* begin *

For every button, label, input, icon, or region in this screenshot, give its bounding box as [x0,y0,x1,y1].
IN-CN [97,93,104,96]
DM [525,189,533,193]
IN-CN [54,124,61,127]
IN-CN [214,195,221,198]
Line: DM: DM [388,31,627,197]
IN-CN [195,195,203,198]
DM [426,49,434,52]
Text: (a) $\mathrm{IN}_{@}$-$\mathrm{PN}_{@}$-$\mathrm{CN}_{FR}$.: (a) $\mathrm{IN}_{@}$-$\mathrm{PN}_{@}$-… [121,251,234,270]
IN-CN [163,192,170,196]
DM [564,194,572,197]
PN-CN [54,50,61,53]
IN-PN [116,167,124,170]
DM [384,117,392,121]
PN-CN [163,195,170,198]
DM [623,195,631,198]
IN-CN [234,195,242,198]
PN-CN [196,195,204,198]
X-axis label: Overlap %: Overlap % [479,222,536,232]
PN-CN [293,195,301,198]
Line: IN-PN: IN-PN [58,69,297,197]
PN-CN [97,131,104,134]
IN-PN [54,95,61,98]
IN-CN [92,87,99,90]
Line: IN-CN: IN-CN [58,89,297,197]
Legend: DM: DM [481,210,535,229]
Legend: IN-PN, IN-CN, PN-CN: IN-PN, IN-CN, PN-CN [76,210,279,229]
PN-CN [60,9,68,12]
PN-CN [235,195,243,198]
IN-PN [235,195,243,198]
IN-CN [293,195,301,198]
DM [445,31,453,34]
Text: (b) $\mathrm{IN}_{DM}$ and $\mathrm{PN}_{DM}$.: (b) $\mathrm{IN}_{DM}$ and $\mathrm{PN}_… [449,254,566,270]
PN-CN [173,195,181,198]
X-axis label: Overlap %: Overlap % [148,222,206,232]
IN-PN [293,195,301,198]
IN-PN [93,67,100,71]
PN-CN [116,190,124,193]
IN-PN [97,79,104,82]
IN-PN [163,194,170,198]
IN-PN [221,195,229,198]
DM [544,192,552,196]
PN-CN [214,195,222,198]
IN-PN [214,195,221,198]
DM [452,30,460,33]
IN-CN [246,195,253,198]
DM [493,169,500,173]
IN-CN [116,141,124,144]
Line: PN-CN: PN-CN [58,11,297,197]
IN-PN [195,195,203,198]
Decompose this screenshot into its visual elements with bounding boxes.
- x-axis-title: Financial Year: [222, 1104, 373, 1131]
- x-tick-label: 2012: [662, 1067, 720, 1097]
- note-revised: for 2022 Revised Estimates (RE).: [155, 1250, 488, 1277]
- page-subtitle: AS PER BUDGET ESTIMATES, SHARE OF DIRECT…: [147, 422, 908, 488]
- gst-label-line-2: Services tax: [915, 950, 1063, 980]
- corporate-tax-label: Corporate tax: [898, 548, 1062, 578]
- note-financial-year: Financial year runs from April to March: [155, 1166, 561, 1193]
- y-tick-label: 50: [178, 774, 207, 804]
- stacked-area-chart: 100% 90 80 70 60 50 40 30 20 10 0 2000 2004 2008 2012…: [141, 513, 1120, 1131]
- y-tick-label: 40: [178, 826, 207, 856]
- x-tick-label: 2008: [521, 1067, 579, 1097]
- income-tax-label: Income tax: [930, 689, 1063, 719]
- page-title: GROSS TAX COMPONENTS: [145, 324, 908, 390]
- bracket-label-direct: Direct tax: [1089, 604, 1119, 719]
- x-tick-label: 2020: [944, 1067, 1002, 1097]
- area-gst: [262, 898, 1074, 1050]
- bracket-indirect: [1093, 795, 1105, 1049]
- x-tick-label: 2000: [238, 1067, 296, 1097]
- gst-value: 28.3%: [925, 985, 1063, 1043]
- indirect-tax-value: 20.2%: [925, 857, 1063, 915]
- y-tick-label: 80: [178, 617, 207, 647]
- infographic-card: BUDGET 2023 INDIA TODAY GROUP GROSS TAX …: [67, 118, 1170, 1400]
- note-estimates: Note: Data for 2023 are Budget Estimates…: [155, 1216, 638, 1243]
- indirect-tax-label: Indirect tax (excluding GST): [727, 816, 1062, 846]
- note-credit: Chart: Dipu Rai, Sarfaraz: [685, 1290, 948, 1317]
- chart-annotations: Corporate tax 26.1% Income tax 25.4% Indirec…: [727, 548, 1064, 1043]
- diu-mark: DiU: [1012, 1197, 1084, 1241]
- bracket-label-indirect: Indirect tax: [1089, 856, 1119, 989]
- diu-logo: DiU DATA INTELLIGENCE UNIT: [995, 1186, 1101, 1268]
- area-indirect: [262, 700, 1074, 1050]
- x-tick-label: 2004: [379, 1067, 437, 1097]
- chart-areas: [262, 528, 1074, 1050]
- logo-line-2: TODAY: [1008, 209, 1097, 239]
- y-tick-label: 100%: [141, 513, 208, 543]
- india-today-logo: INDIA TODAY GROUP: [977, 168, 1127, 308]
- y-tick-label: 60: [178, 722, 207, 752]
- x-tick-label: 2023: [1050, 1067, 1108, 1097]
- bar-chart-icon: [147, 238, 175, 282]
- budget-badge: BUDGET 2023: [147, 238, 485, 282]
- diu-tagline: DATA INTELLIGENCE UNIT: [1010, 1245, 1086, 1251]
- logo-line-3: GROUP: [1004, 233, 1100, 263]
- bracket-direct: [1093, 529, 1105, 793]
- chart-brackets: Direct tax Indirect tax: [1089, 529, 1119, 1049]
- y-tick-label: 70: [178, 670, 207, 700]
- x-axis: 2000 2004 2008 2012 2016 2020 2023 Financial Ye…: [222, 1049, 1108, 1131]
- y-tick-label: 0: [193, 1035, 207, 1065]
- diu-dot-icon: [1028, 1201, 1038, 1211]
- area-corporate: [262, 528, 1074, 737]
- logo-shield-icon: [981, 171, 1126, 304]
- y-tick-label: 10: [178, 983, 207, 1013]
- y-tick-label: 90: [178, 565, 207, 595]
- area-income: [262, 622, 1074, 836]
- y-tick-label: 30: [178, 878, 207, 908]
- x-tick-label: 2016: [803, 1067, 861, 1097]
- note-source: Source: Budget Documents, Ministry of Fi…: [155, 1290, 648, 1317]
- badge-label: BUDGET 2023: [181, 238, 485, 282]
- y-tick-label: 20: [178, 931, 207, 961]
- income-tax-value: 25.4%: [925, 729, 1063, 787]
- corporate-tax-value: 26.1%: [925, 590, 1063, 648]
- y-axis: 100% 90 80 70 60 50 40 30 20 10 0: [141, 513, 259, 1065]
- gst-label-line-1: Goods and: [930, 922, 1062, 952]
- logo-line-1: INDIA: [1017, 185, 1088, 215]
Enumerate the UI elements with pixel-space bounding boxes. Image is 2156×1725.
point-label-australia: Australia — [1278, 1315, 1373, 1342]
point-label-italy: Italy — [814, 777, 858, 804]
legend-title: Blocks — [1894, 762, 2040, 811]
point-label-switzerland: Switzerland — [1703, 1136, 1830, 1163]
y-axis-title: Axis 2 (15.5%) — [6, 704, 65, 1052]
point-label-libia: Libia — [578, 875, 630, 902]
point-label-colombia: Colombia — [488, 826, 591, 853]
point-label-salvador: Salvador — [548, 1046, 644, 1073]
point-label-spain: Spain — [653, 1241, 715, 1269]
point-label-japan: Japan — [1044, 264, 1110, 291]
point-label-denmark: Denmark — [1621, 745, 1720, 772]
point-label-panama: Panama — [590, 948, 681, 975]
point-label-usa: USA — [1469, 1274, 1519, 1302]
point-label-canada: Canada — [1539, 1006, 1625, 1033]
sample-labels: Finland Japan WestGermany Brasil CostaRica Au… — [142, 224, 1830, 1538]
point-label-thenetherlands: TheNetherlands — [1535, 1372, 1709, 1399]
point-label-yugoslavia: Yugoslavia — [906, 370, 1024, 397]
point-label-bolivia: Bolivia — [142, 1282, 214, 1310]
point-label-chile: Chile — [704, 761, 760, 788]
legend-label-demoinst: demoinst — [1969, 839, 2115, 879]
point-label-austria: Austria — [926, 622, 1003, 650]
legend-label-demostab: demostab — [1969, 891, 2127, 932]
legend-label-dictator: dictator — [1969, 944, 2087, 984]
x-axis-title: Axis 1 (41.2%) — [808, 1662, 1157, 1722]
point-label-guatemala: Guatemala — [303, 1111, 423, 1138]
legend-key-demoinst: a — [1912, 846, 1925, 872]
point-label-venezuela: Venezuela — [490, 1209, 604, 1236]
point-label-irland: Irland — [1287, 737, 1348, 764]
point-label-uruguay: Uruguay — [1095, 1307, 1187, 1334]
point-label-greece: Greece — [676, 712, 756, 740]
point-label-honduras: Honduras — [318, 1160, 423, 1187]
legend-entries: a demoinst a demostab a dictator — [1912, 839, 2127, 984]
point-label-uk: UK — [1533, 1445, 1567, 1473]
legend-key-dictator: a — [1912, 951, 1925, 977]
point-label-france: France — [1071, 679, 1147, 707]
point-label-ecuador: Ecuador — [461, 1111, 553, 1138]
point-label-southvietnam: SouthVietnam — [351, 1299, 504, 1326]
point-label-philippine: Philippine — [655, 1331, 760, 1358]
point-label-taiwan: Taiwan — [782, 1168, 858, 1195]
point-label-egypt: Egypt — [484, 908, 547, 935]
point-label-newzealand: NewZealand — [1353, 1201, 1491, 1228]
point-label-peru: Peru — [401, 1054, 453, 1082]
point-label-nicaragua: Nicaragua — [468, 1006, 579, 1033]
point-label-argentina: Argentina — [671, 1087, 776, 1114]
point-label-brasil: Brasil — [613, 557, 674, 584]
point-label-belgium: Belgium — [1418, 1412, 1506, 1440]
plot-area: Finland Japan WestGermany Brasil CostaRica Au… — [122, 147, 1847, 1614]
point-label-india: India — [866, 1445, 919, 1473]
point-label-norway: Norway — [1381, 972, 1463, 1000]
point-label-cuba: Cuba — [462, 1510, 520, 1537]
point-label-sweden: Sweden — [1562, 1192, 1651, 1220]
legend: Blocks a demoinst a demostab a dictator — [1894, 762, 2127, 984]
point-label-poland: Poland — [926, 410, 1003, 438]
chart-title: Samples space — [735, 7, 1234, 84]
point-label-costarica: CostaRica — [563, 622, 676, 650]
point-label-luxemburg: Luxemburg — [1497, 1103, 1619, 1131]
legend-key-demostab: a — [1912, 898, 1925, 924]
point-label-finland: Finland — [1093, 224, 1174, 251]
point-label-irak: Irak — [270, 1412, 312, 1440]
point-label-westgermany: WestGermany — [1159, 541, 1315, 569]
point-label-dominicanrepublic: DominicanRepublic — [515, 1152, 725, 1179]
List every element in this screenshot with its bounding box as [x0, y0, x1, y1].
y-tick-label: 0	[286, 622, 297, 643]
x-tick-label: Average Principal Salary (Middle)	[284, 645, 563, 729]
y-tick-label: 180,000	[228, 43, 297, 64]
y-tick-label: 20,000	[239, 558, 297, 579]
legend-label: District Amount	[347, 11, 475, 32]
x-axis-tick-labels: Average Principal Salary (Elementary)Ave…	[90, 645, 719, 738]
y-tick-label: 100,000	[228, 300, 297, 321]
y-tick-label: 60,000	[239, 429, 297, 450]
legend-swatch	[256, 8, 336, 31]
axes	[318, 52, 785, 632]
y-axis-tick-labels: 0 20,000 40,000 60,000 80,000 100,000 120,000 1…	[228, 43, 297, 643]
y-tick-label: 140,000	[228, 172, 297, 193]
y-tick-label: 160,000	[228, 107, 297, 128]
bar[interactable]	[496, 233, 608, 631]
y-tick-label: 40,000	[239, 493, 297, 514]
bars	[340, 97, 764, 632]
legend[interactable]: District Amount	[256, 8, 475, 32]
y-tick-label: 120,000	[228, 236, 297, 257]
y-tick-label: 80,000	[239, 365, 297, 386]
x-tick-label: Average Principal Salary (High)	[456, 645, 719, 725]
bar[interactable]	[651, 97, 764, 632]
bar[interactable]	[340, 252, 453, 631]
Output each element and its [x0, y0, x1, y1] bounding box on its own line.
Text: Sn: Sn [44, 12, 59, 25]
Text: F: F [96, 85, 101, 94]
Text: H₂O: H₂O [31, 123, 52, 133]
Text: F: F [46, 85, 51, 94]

* end *

> **Exercise objective**
Reproduce the listing from its first line through the line containing "DM [426,49,434,52]", replacing "IN-CN" with "IN-PN" and leaving everything else unchanged.

> **Written solution**
For every button, label, input, icon, or region in this screenshot, give its bounding box as [x0,y0,x1,y1].
IN-PN [97,93,104,96]
DM [525,189,533,193]
IN-PN [54,124,61,127]
IN-PN [214,195,221,198]
Line: DM: DM [388,31,627,197]
IN-PN [195,195,203,198]
DM [426,49,434,52]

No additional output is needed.